Exercise objective. Return every line below in which "JSON" appears.

Dataset.
━━━━

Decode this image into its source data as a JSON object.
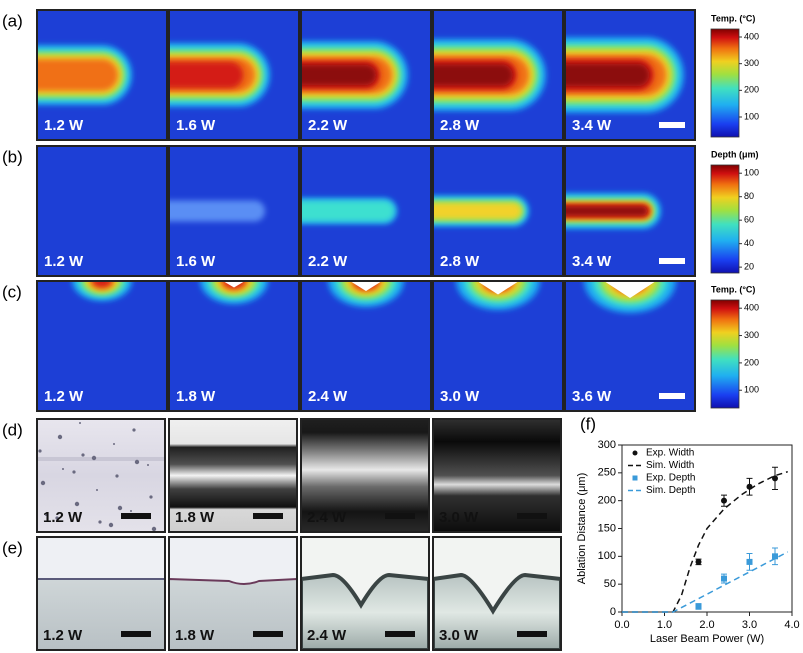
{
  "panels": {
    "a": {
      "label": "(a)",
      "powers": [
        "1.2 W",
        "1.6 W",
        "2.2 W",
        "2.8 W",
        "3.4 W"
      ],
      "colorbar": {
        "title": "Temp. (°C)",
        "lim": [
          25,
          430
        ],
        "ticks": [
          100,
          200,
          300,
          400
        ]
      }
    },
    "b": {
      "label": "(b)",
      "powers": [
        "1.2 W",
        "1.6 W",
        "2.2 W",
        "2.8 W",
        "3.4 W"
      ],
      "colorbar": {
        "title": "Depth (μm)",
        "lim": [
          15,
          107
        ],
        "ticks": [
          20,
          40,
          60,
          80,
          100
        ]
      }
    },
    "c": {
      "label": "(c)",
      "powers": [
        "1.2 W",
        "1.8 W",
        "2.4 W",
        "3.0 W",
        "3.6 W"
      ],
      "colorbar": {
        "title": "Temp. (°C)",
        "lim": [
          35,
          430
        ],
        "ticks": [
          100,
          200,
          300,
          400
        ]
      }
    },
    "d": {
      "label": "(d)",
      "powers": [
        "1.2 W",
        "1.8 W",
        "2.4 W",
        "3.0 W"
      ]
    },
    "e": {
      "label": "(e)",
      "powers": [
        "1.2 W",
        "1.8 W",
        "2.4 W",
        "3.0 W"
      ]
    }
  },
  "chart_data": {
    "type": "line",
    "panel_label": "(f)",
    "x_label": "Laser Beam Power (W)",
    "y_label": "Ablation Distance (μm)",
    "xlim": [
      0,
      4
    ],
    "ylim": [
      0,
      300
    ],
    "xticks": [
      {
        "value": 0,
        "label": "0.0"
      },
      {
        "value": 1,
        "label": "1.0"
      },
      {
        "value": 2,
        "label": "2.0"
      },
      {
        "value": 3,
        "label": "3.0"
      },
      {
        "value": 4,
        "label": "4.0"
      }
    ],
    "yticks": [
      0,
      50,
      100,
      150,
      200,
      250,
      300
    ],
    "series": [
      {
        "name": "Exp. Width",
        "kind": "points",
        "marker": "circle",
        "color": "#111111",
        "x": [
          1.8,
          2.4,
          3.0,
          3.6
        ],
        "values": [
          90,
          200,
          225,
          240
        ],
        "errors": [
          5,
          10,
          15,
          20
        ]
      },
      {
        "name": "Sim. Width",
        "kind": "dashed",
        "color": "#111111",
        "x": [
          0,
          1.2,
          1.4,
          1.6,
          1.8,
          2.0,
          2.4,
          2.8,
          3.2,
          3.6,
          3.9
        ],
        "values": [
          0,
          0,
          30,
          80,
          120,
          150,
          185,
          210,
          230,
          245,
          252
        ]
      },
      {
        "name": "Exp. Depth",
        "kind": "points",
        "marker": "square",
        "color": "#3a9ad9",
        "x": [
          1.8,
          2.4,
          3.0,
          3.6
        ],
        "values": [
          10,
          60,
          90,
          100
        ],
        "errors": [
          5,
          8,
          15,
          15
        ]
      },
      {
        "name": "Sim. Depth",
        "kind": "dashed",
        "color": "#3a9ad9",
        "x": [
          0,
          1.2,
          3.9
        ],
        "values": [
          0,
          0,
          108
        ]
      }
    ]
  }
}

━━━━

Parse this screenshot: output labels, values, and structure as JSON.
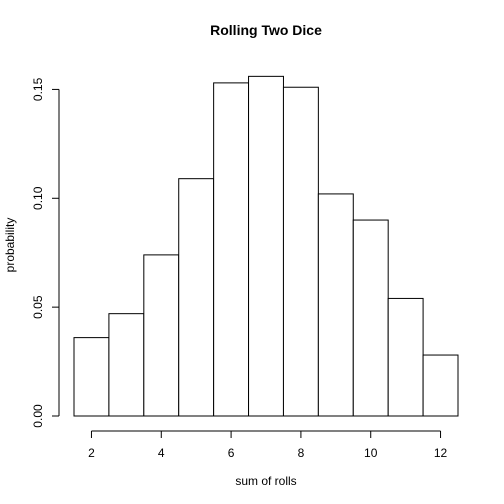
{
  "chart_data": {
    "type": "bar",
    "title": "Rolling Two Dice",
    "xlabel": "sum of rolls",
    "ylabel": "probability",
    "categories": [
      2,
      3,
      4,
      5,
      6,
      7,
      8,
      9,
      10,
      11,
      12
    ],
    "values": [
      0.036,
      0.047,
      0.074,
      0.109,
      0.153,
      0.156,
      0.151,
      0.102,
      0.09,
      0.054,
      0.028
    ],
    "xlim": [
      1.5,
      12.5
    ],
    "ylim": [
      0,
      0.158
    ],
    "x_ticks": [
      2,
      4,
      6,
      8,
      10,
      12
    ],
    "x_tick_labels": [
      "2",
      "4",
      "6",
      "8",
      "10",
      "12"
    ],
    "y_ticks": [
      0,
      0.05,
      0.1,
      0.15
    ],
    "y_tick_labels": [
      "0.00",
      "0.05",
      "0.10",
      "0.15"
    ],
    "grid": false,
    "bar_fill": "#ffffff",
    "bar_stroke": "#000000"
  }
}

━━━━

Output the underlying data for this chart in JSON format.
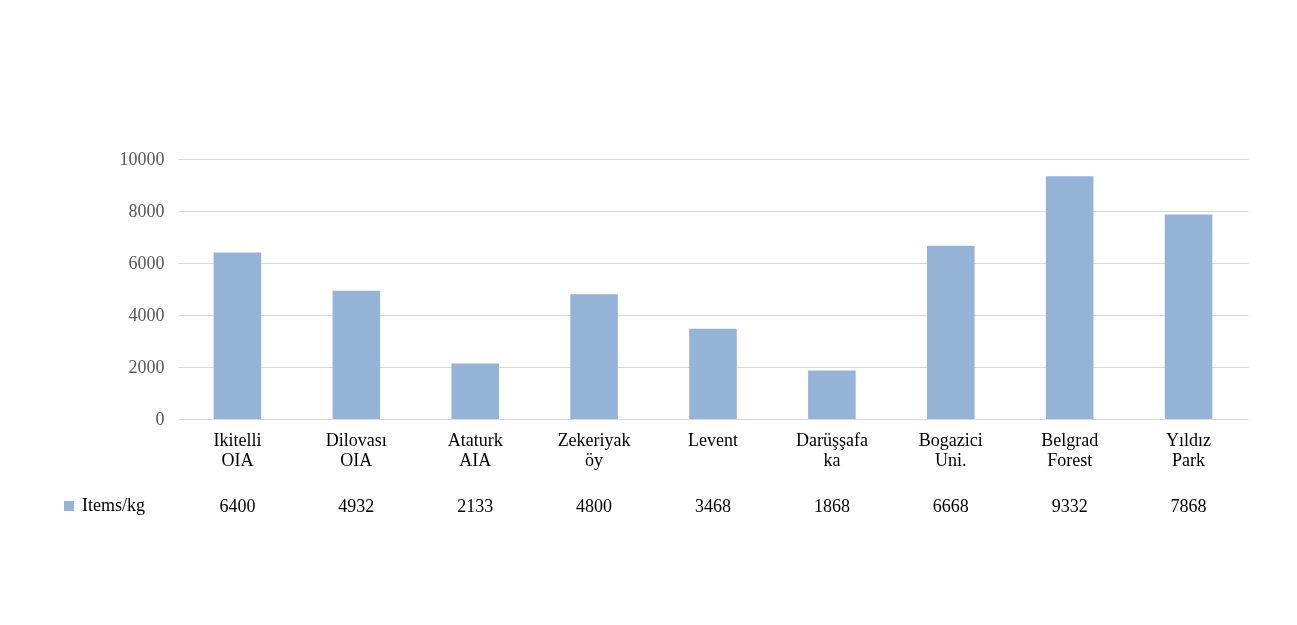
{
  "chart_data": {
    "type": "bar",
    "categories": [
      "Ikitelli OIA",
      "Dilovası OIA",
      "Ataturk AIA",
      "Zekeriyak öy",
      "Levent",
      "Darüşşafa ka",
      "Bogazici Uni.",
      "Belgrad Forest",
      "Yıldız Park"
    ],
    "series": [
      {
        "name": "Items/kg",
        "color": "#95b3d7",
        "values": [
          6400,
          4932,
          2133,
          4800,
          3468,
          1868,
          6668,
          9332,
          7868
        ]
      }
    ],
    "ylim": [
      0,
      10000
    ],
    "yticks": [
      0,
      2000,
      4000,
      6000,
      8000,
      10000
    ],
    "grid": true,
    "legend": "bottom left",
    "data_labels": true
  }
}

━━━━

Answer.
Decode this image into its source data as a JSON object.
Parse this screenshot: output labels, values, and structure as JSON.
Output the underlying data for this chart in JSON format.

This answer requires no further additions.